- [RAW RECORDS]:
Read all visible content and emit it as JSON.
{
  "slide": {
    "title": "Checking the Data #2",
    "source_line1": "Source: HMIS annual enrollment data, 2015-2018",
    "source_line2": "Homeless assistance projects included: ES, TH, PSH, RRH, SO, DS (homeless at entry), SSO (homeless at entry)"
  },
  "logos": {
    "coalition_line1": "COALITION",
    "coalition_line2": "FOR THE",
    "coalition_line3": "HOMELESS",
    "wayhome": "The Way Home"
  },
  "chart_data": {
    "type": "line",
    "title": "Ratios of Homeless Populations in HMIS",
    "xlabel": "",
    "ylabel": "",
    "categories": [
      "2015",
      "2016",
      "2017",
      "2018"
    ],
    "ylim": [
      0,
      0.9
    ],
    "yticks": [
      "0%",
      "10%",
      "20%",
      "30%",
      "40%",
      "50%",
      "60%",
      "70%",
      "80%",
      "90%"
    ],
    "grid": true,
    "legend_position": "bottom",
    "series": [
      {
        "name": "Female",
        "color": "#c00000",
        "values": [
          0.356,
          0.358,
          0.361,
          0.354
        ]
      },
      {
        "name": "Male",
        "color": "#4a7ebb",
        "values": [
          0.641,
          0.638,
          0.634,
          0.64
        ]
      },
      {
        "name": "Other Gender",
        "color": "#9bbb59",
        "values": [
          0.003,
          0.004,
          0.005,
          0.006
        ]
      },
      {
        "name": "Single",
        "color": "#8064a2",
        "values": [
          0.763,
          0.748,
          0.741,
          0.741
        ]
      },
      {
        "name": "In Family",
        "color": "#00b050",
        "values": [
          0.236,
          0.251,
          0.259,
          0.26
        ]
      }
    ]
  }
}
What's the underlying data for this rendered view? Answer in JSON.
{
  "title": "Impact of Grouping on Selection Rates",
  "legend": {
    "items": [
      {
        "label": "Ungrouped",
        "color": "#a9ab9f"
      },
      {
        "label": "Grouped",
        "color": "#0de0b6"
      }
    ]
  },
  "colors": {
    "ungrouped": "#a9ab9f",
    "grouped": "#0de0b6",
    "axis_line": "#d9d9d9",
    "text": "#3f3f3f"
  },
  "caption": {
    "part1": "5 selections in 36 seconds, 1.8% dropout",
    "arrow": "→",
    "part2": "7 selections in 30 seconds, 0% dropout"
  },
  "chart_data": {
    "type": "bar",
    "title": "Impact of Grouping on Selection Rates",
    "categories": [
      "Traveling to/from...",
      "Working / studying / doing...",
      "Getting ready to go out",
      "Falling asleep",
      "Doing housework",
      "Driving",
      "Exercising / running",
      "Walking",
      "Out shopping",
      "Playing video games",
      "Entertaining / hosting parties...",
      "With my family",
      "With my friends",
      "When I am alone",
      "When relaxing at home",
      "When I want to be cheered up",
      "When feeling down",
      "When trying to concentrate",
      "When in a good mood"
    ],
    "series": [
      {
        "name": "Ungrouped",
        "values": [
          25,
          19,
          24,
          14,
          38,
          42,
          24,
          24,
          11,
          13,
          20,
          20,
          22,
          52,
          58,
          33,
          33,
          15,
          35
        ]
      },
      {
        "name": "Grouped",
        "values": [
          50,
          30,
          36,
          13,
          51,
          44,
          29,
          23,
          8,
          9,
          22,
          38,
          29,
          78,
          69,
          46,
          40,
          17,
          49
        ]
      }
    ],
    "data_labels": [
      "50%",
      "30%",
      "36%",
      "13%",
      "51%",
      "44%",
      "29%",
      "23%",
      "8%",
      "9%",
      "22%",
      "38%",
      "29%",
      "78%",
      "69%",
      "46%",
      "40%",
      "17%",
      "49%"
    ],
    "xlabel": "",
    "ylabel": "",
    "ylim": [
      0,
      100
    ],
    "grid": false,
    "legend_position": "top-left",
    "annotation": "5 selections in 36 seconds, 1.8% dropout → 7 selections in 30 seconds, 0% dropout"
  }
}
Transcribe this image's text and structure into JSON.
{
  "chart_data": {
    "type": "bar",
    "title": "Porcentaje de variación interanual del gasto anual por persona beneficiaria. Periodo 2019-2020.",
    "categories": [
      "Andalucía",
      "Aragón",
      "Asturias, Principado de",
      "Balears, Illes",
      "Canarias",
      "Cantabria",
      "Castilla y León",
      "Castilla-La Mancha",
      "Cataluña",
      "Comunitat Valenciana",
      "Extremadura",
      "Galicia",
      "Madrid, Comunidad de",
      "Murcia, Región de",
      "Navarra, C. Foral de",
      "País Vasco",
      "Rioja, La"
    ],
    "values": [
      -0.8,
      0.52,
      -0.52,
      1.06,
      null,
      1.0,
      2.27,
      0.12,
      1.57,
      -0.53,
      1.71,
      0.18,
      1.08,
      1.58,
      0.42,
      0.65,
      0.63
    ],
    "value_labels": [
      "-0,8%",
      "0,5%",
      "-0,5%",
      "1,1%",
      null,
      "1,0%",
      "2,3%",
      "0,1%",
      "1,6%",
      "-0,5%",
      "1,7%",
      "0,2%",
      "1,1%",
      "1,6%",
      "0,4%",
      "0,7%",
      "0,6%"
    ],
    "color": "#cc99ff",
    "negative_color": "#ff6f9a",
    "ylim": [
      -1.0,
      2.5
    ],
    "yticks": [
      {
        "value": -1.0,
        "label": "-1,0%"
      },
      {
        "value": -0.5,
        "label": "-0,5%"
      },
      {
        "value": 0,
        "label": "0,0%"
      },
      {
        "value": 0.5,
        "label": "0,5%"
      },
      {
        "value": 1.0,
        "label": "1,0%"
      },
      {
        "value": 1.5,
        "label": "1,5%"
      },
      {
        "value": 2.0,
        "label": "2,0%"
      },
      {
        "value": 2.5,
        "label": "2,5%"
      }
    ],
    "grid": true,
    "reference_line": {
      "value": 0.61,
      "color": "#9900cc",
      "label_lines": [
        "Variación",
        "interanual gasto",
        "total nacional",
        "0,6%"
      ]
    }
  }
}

- [PROMPT]: Write the entire listing out again, word for word.

- [EXERCISE ANSWER]:
Read all visible content and emit it as JSON.
{
  "slide": {
    "title": "Checking the Data #2",
    "source_line1": "Source: HMIS annual enrollment data, 2015-2018",
    "source_line2": "Homeless assistance projects included: ES, TH, PSH, RRH, SO, DS (homeless at entry), SSO (homeless at entry)"
  },
  "logos": {
    "coalition_line1": "COALITION",
    "coalition_line2": "FOR THE",
    "coalition_line3": "HOMELESS",
    "wayhome": "The Way Home"
  },
  "chart_data": {
    "type": "line",
    "title": "Ratios of Homeless Populations in HMIS",
    "xlabel": "",
    "ylabel": "",
    "categories": [
      "2015",
      "2016",
      "2017",
      "2018"
    ],
    "ylim": [
      0,
      0.9
    ],
    "yticks": [
      "0%",
      "10%",
      "20%",
      "30%",
      "40%",
      "50%",
      "60%",
      "70%",
      "80%",
      "90%"
    ],
    "grid": true,
    "legend_position": "bottom",
    "series": [
      {
        "name": "Female",
        "color": "#c00000",
        "values": [
          0.356,
          0.358,
          0.361,
          0.354
        ]
      },
      {
        "name": "Male",
        "color": "#4a7ebb",
        "values": [
          0.641,
          0.638,
          0.634,
          0.64
        ]
      },
      {
        "name": "Other Gender",
        "color": "#9bbb59",
        "values": [
          0.003,
          0.004,
          0.005,
          0.006
        ]
      },
      {
        "name": "Single",
        "color": "#8064a2",
        "values": [
          0.763,
          0.748,
          0.741,
          0.741
        ]
      },
      {
        "name": "In Family",
        "color": "#00b050",
        "values": [
          0.236,
          0.251,
          0.259,
          0.26
        ]
      }
    ]
  }
}
What's the underlying data for this rendered view? Answer in JSON.
{
  "title": "Impact of Grouping on Selection Rates",
  "legend": {
    "items": [
      {
        "label": "Ungrouped",
        "color": "#a9ab9f"
      },
      {
        "label": "Grouped",
        "color": "#0de0b6"
      }
    ]
  },
  "colors": {
    "ungrouped": "#a9ab9f",
    "grouped": "#0de0b6",
    "axis_line": "#d9d9d9",
    "text": "#3f3f3f"
  },
  "caption": {
    "part1": "5 selections in 36 seconds, 1.8% dropout",
    "arrow": "→",
    "part2": "7 selections in 30 seconds, 0% dropout"
  },
  "chart_data": {
    "type": "bar",
    "title": "Impact of Grouping on Selection Rates",
    "categories": [
      "Traveling to/from...",
      "Working / studying / doing...",
      "Getting ready to go out",
      "Falling asleep",
      "Doing housework",
      "Driving",
      "Exercising / running",
      "Walking",
      "Out shopping",
      "Playing video games",
      "Entertaining / hosting parties...",
      "With my family",
      "With my friends",
      "When I am alone",
      "When relaxing at home",
      "When I want to be cheered up",
      "When feeling down",
      "When trying to concentrate",
      "When in a good mood"
    ],
    "series": [
      {
        "name": "Ungrouped",
        "values": [
          25,
          19,
          24,
          14,
          38,
          42,
          24,
          24,
          11,
          13,
          20,
          20,
          22,
          52,
          58,
          33,
          33,
          15,
          35
        ]
      },
      {
        "name": "Grouped",
        "values": [
          50,
          30,
          36,
          13,
          51,
          44,
          29,
          23,
          8,
          9,
          22,
          38,
          29,
          78,
          69,
          46,
          40,
          17,
          49
        ]
      }
    ],
    "data_labels": [
      "50%",
      "30%",
      "36%",
      "13%",
      "51%",
      "44%",
      "29%",
      "23%",
      "8%",
      "9%",
      "22%",
      "38%",
      "29%",
      "78%",
      "69%",
      "46%",
      "40%",
      "17%",
      "49%"
    ],
    "xlabel": "",
    "ylabel": "",
    "ylim": [
      0,
      100
    ],
    "grid": false,
    "legend_position": "top-left",
    "annotation": "5 selections in 36 seconds, 1.8% dropout → 7 selections in 30 seconds, 0% dropout"
  }
}
Transcribe this image's text and structure into JSON.
{
  "chart_data": {
    "type": "bar",
    "title": "Porcentaje de variación interanual del gasto anual por persona beneficiaria. Periodo 2019-2020.",
    "categories": [
      "Andalucía",
      "Aragón",
      "Asturias, Principado de",
      "Balears, Illes",
      "Canarias",
      "Cantabria",
      "Castilla y León",
      "Castilla-La Mancha",
      "Cataluña",
      "Comunitat Valenciana",
      "Extremadura",
      "Galicia",
      "Madrid, Comunidad de",
      "Murcia, Región de",
      "Navarra, C. Foral de",
      "País Vasco",
      "Rioja, La"
    ],
    "values": [
      -0.8,
      0.52,
      -0.52,
      1.06,
      null,
      1.0,
      2.27,
      0.12,
      1.57,
      -0.53,
      1.71,
      0.18,
      1.08,
      1.58,
      0.42,
      0.65,
      0.63
    ],
    "value_labels": [
      "-0,8%",
      "0,5%",
      "-0,5%",
      "1,1%",
      null,
      "1,0%",
      "2,3%",
      "0,1%",
      "1,6%",
      "-0,5%",
      "1,7%",
      "0,2%",
      "1,1%",
      "1,6%",
      "0,4%",
      "0,7%",
      "0,6%"
    ],
    "color": "#cc99ff",
    "negative_color": "#ff6f9a",
    "ylim": [
      -1.0,
      2.5
    ],
    "yticks": [
      {
        "value": -1.0,
        "label": "-1,0%"
      },
      {
        "value": -0.5,
        "label": "-0,5%"
      },
      {
        "value": 0,
        "label": "0,0%"
      },
      {
        "value": 0.5,
        "label": "0,5%"
      },
      {
        "value": 1.0,
        "label": "1,0%"
      },
      {
        "value": 1.5,
        "label": "1,5%"
      },
      {
        "value": 2.0,
        "label": "2,0%"
      },
      {
        "value": 2.5,
        "label": "2,5%"
      }
    ],
    "grid": true,
    "reference_line": {
      "value": 0.61,
      "color": "#9900cc",
      "label_lines": [
        "Variación",
        "interanual gasto",
        "total nacional",
        "0,6%"
      ]
    }
  }
}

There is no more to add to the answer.